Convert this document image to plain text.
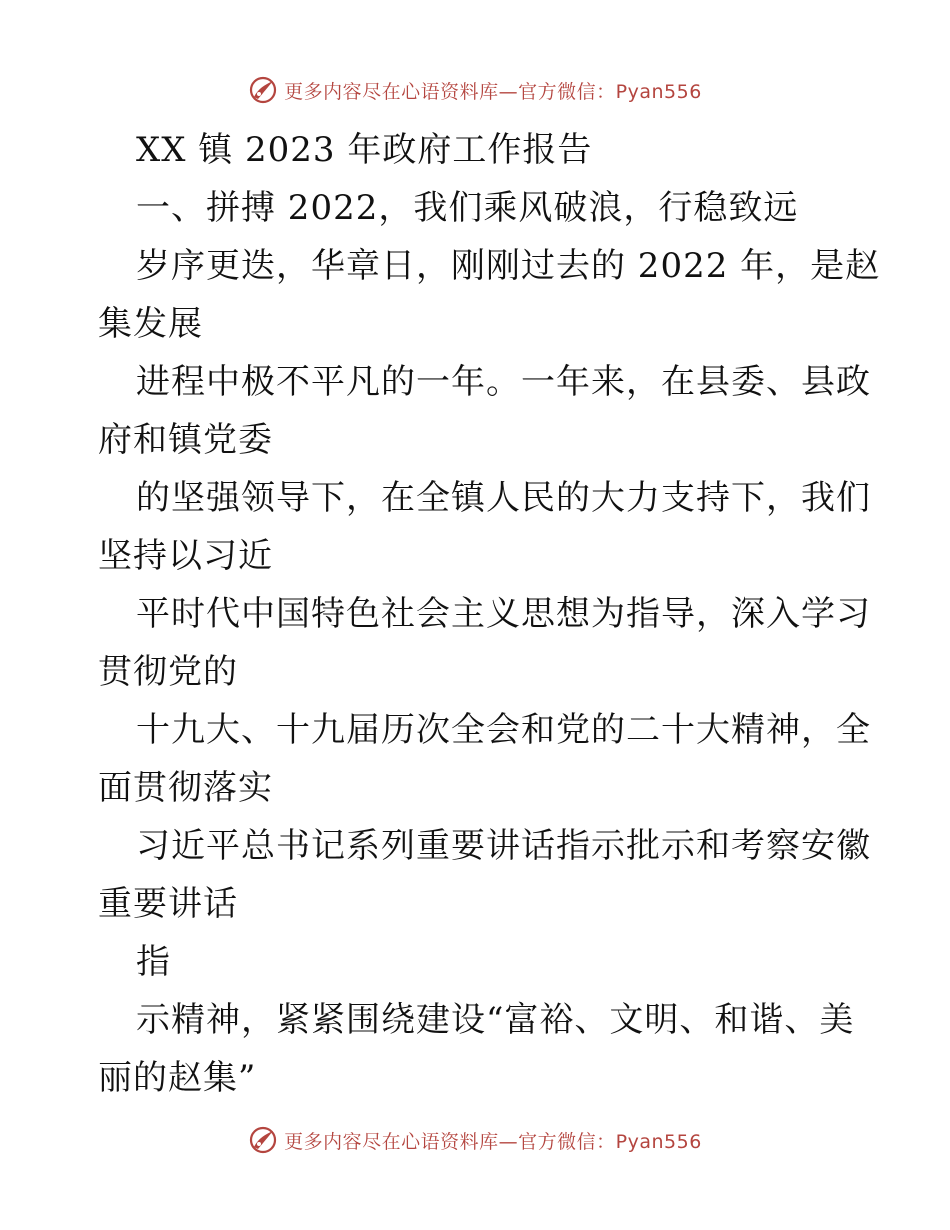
更多内容尽在心语资料库—官方微信：Pyan556
XX 镇 2023 年政府工作报告
一、拼搏 2022，我们乘风破浪，行稳致远
岁序更迭，华章日，刚刚过去的 2022 年，是赵
集发展
进程中极不平凡的一年。一年来，在县委、县政
府和镇党委
的坚强领导下，在全镇人民的大力支持下，我们
坚持以习近
平时代中国特色社会主义思想为指导，深入学习
贯彻党的
十九大、十九届历次全会和党的二十大精神，全
面贯彻落实
习近平总书记系列重要讲话指示批示和考察安徽
重要讲话
指
示精神，紧紧围绕建设“富裕、文明、和谐、美
丽的赵集”
更多内容尽在心语资料库—官方微信：Pyan556
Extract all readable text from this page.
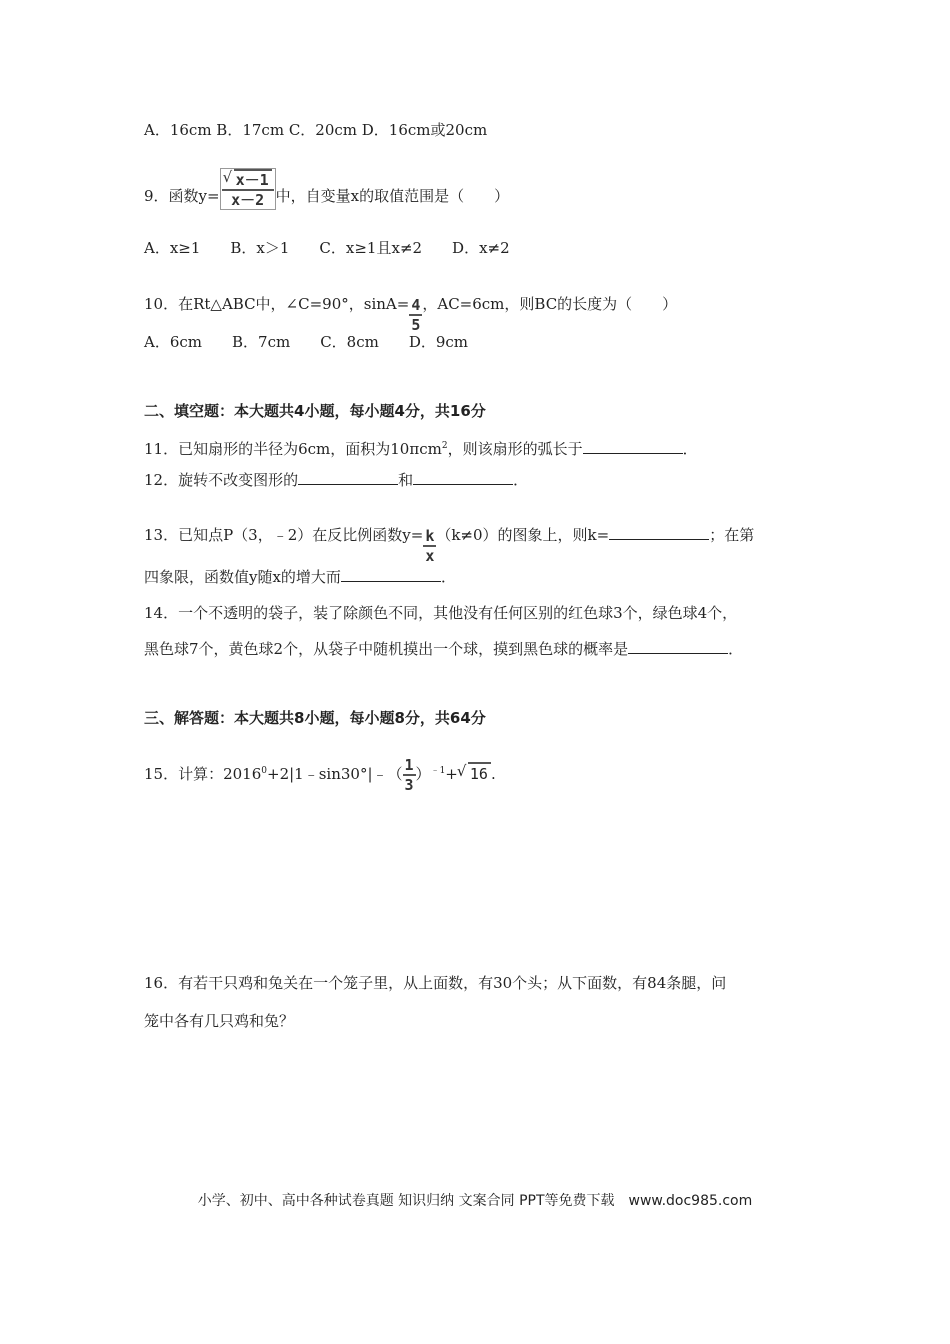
A．16cm B．17cm C．20cm D．16cm或20cm
9．函数y=
√ $\frac{x-1}{x-2}$ 中，自变量x的取值范围是（　　）
A．x≥1　　B．x＞1　　C．x≥1且x≠2　　D．x≠2
10．在Rt△ABC中，∠C=90°，$\sin A= \frac{4}{5}$ ，AC=6cm，则BC的长度为（　　）
A．6cm　　B．7cm　　C．8cm　　D．9cm
二、填空题：本大题共4小题，每小题4分，共16分
11．已知扇形的半径为6cm，面积为10πcm$^2$，则该扇形的弧长于	．
12．旋转不改变图形的	和	．
13．已知点P（3，﹣2）在反比例函数$y= \frac{k}{x} (k\ne 0)$的图象上，则k=	；在第
四象限，函数值y随x的增大而	．
14．一个不透明的袋子，装了除颜色不同，其他没有任何区别的红色球3个，绿色球4个，
黑色球7个，黄色球2个，从袋子中随机摸出一个球，摸到黑色球的概率是	．
三、解答题：本大题共8小题，每小题8分，共64分
15．计算：$2016^0+2|1﹣\sin 30^\circ|﹣( \frac{1}{3} )^{﹣1}+√$ 16 .
16．有若干只鸡和兔关在一个笼子里，从上面数，有30个头；从下面数，有84条腿，问
笼中各有几只鸡和兔？
小学、初中、高中各种试卷真题 知识归纳 文案合同 PPT等免费下载　www.doc985.com
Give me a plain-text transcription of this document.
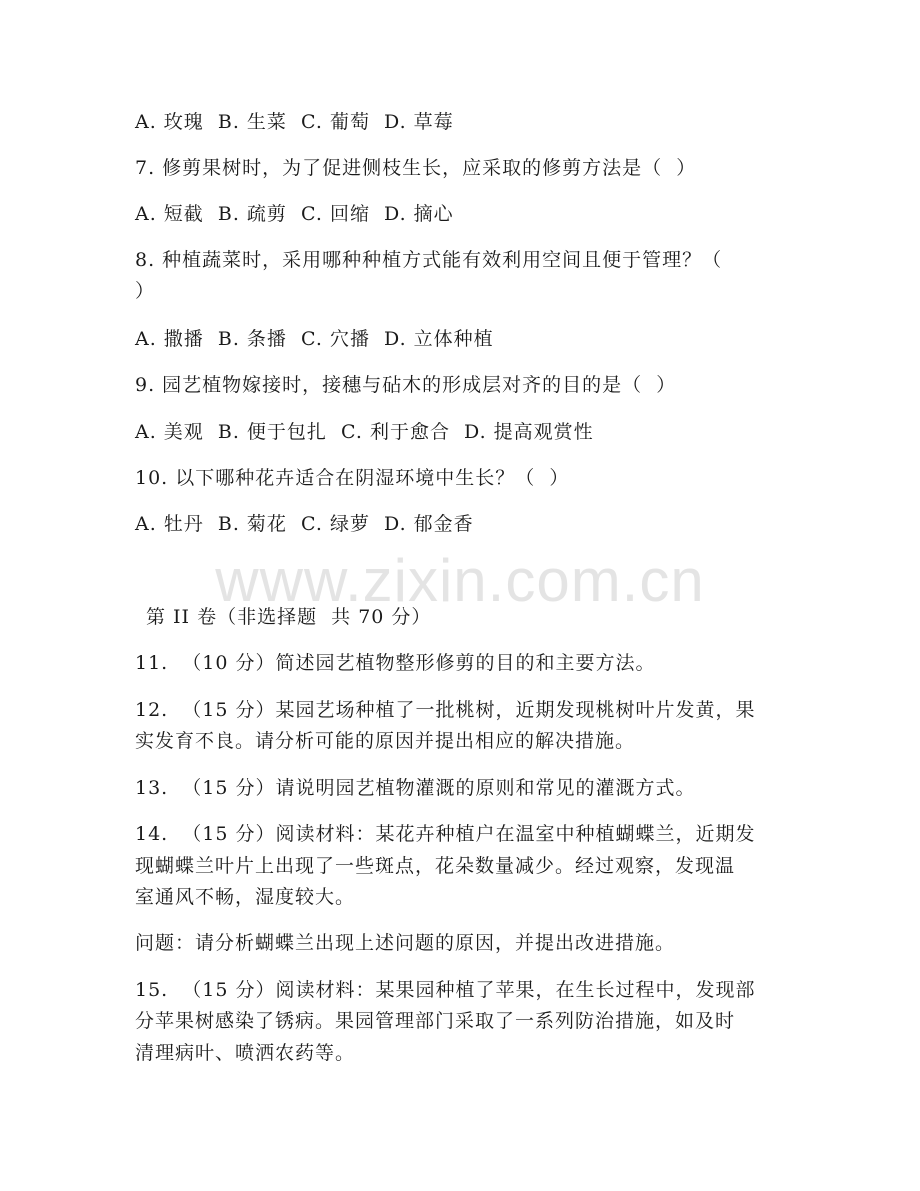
A. 玫瑰  B. 生菜  C. 葡萄  D. 草莓
7. 修剪果树时，为了促进侧枝生长，应采取的修剪方法是（  ）
A. 短截  B. 疏剪  C. 回缩  D. 摘心
8. 种植蔬菜时，采用哪种种植方式能有效利用空间且便于管理？（
）
A. 撒播  B. 条播  C. 穴播  D. 立体种植
9. 园艺植物嫁接时，接穗与砧木的形成层对齐的目的是（  ）
A. 美观  B. 便于包扎  C. 利于愈合  D. 提高观赏性
10. 以下哪种花卉适合在阴湿环境中生长？（  ）
A. 牡丹  B. 菊花  C. 绿萝  D. 郁金香
www.zixin.com.cn
第 II 卷（非选择题  共 70 分）
11.  （10 分）简述园艺植物整形修剪的目的和主要方法。
12.  （15 分）某园艺场种植了一批桃树，近期发现桃树叶片发黄，果
实发育不良。请分析可能的原因并提出相应的解决措施。
13.  （15 分）请说明园艺植物灌溉的原则和常见的灌溉方式。
14.  （15 分）阅读材料：某花卉种植户在温室中种植蝴蝶兰，近期发
现蝴蝶兰叶片上出现了一些斑点，花朵数量减少。经过观察，发现温
室通风不畅，湿度较大。
问题：请分析蝴蝶兰出现上述问题的原因，并提出改进措施。
15.  （15 分）阅读材料：某果园种植了苹果，在生长过程中，发现部
分苹果树感染了锈病。果园管理部门采取了一系列防治措施，如及时
清理病叶、喷洒农药等。
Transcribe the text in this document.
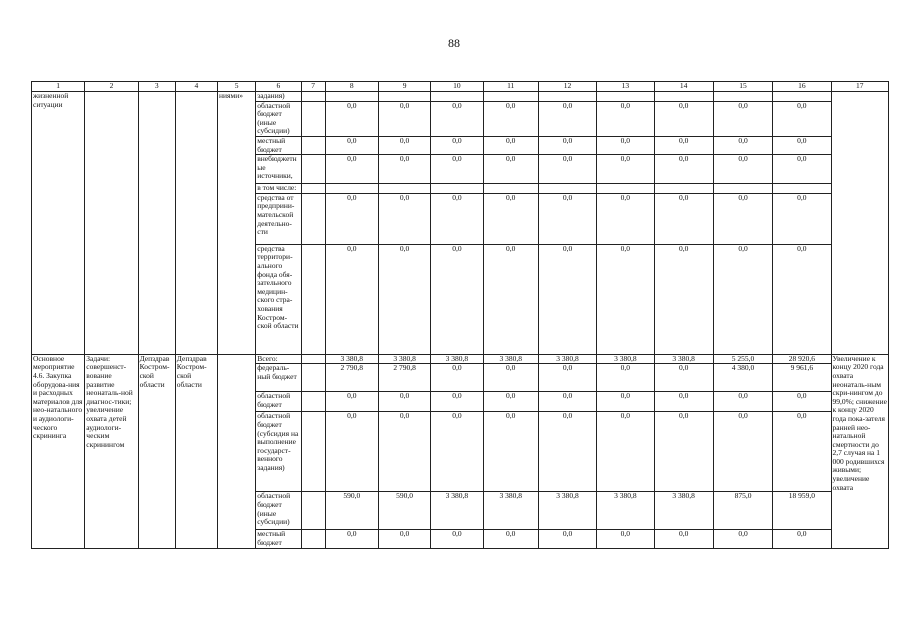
88
1	2	3	4	5	6	7	8	9	10	11	12	13	14	15	16	17
жизненной ситуации				ниями»	задания)											
					областной бюджет (иные субсидии)		0,0	0,0	0,0	0,0	0,0	0,0	0,0	0,0	0,0	
					местный бюджет		0,0	0,0	0,0	0,0	0,0	0,0	0,0	0,0	0,0	
					внебюджетные источники,		0,0	0,0	0,0	0,0	0,0	0,0	0,0	0,0	0,0	
					в том числе:											
					средства от предприни-мательской деятельно-сти		0,0	0,0	0,0	0,0	0,0	0,0	0,0	0,0	0,0	
					средства территори-ального фонда обя-зательного медицин-ского стра-хования Костром-ской области		0,0	0,0	0,0	0,0	0,0	0,0	0,0	0,0	0,0	
Основное мероприятие 4.6. Закупка оборудова-ния и расходных материалов для нео-натального и аудиологи-ческого скрининга	Задачи: совершенст-вование развитие неонаталь-ной диагнос-тики; увеличение охвата детей аудиологи-ческим скринингом	Депздрав Костром-ской области	Депздрав Костром-ской области		Всего:		3 380,8	3 380,8	3 380,8	3 380,8	3 380,8	3 380,8	3 380,8	5 255,0	28 920,6	Увеличение к концу 2020 года охвата неонаталь-ным скри-нингом до 99,0%; снижение к концу 2020 года пока-зателя ранней нео-натальной смертности до 2,7 случая на 1 000 родившихся живыми; увеличение охвата
					федераль-ный бюджет		2 790,8	2 790,8	0,0	0,0	0,0	0,0	0,0	4 380,0	9 961,6	
					областной бюджет		0,0	0,0	0,0	0,0	0,0	0,0	0,0	0,0	0,0	
					областной бюджет (субсидия на выполнение государст-венного задания)		0,0	0,0	0,0	0,0	0,0	0,0	0,0	0,0	0,0	
					областной бюджет (иные субсидии)		590,0	590,0	3 380,8	3 380,8	3 380,8	3 380,8	3 380,8	875,0	18 959,0	
					местный бюджет		0,0	0,0	0,0	0,0	0,0	0,0	0,0	0,0	0,0	
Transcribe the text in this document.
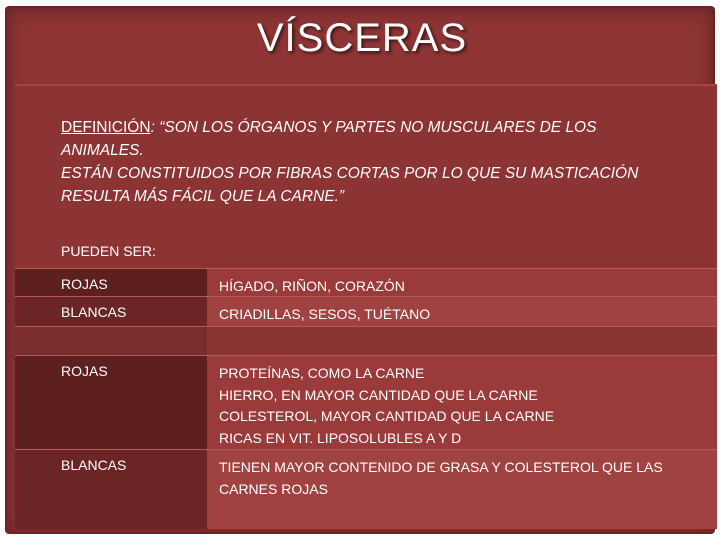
VÍSCERAS
DEFINICIÓN: “SON LOS ÓRGANOS Y PARTES NO MUSCULARES DE LOS
ANIMALES.
ESTÁN CONSTITUIDOS POR FIBRAS CORTAS POR LO QUE SU MASTICACIÓN
RESULTA MÁS FÁCIL QUE LA CARNE.”
PUEDEN SER:
ROJAS	HÍGADO, RIÑON, CORAZÓN
BLANCAS	CRIADILLAS, SESOS, TUÉTANO
ROJAS	PROTEÍNAS, COMO LA CARNE
HIERRO, EN MAYOR CANTIDAD QUE LA CARNE
COLESTEROL, MAYOR CANTIDAD QUE LA CARNE
RICAS EN VIT. LIPOSOLUBLES A Y D
BLANCAS	TIENEN MAYOR CONTENIDO DE GRASA Y COLESTEROL QUE LAS
CARNES ROJAS
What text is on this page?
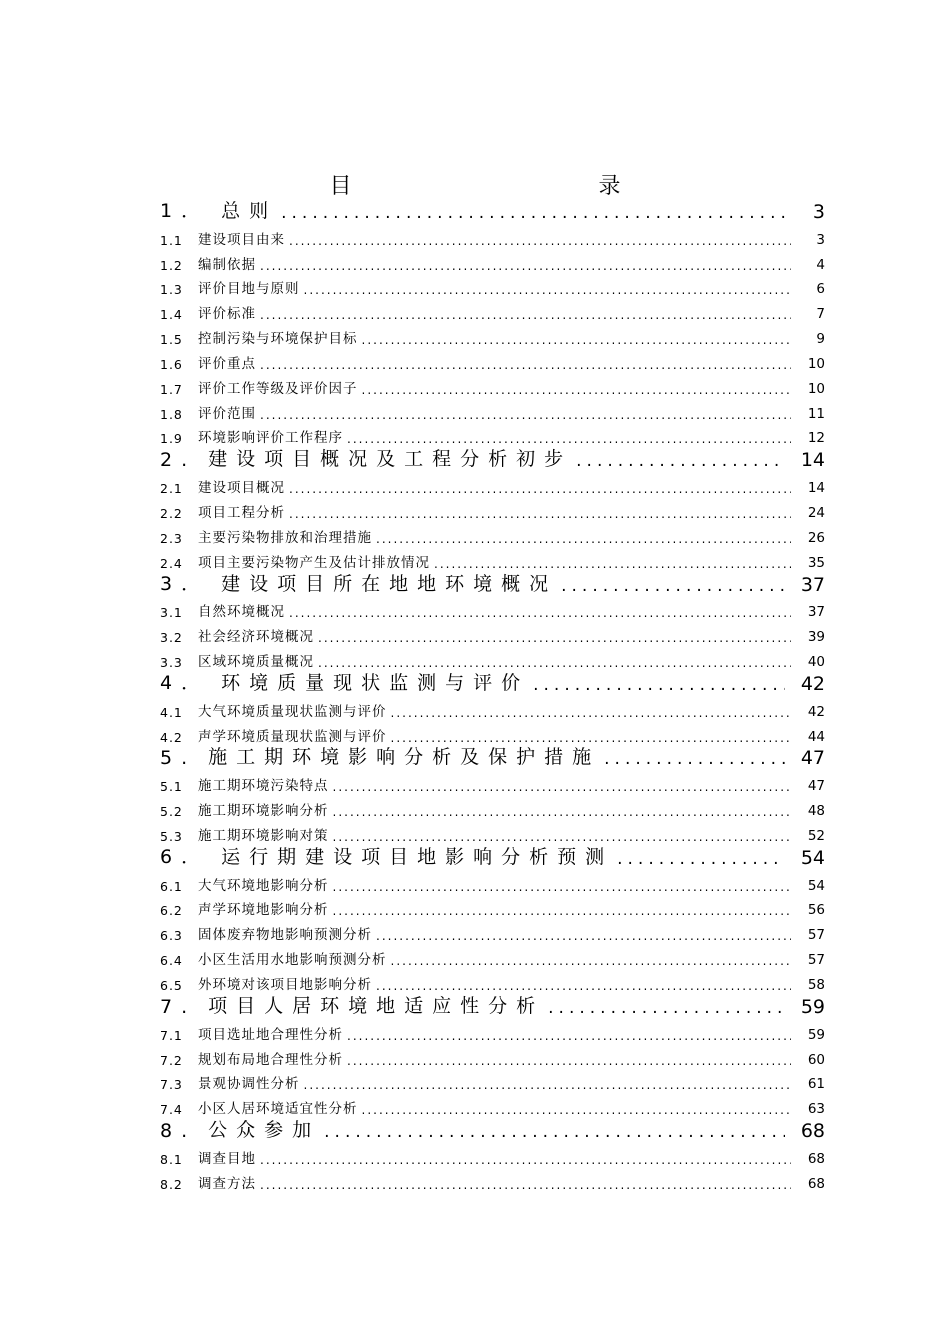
目 录
1． 总则 .....	3
1.1 建设项目由来 .....	3
1.2 编制依据 .....	4
1.3 评价目地与原则 .....	6
1.4 评价标准 .....	7
1.5 控制污染与环境保护目标 .....	9
1.6 评价重点 .....	10
1.7 评价工作等级及评价因子 .....	10
1.8 评价范围 .....	11
1.9 环境影响评价工作程序 .....	12
2. 建设项目概况及工程分析初步 .....	14
2.1 建设项目概况 .....	14
2.2 项目工程分析 .....	24
2.3 主要污染物排放和治理措施 .....	26
2.4 项目主要污染物产生及估计排放情况 .....	35
3． 建设项目所在地地环境概况 .....	37
3.1 自然环境概况 .....	37
3.2 社会经济环境概况 .....	39
3.3 区域环境质量概况 .....	40
4． 环境质量现状监测与评价 .....	42
4.1 大气环境质量现状监测与评价 .....	42
4.2 声学环境质量现状监测与评价 .....	44
5. 施工期环境影响分析及保护措施 .....	47
5.1 施工期环境污染特点 .....	47
5.2 施工期环境影响分析 .....	48
5.3 施工期环境影响对策 .....	52
6． 运行期建设项目地影响分析预测 .....	54
6.1 大气环境地影响分析 .....	54
6.2 声学环境地影响分析 .....	56
6.3 固体废弃物地影响预测分析 .....	57
6.4 小区生活用水地影响预测分析 .....	57
6.5 外环境对该项目地影响分析 .....	58
7. 项目人居环境地适应性分析 .....	59
7.1 项目选址地合理性分析 .....	59
7.2 规划布局地合理性分析 .....	60
7.3 景观协调性分析 .....	61
7.4 小区人居环境适宜性分析 .....	63
8. 公众参加 .....	68
8.1 调查目地 .....	68
8.2 调查方法 .....	68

▶ _DIRECTIONS FOR THIS TASK_
Collect the lines of the records that include the string "задания".

▶ _SOLUTION FOR THIS EXERCISE_
жизненной ситуации				ниями»	задания)											
					областной бюджет (субсидия на выполнение государст-венного задания)		0,0	0,0	0,0	0,0	0,0	0,0	0,0	0,0	0,0	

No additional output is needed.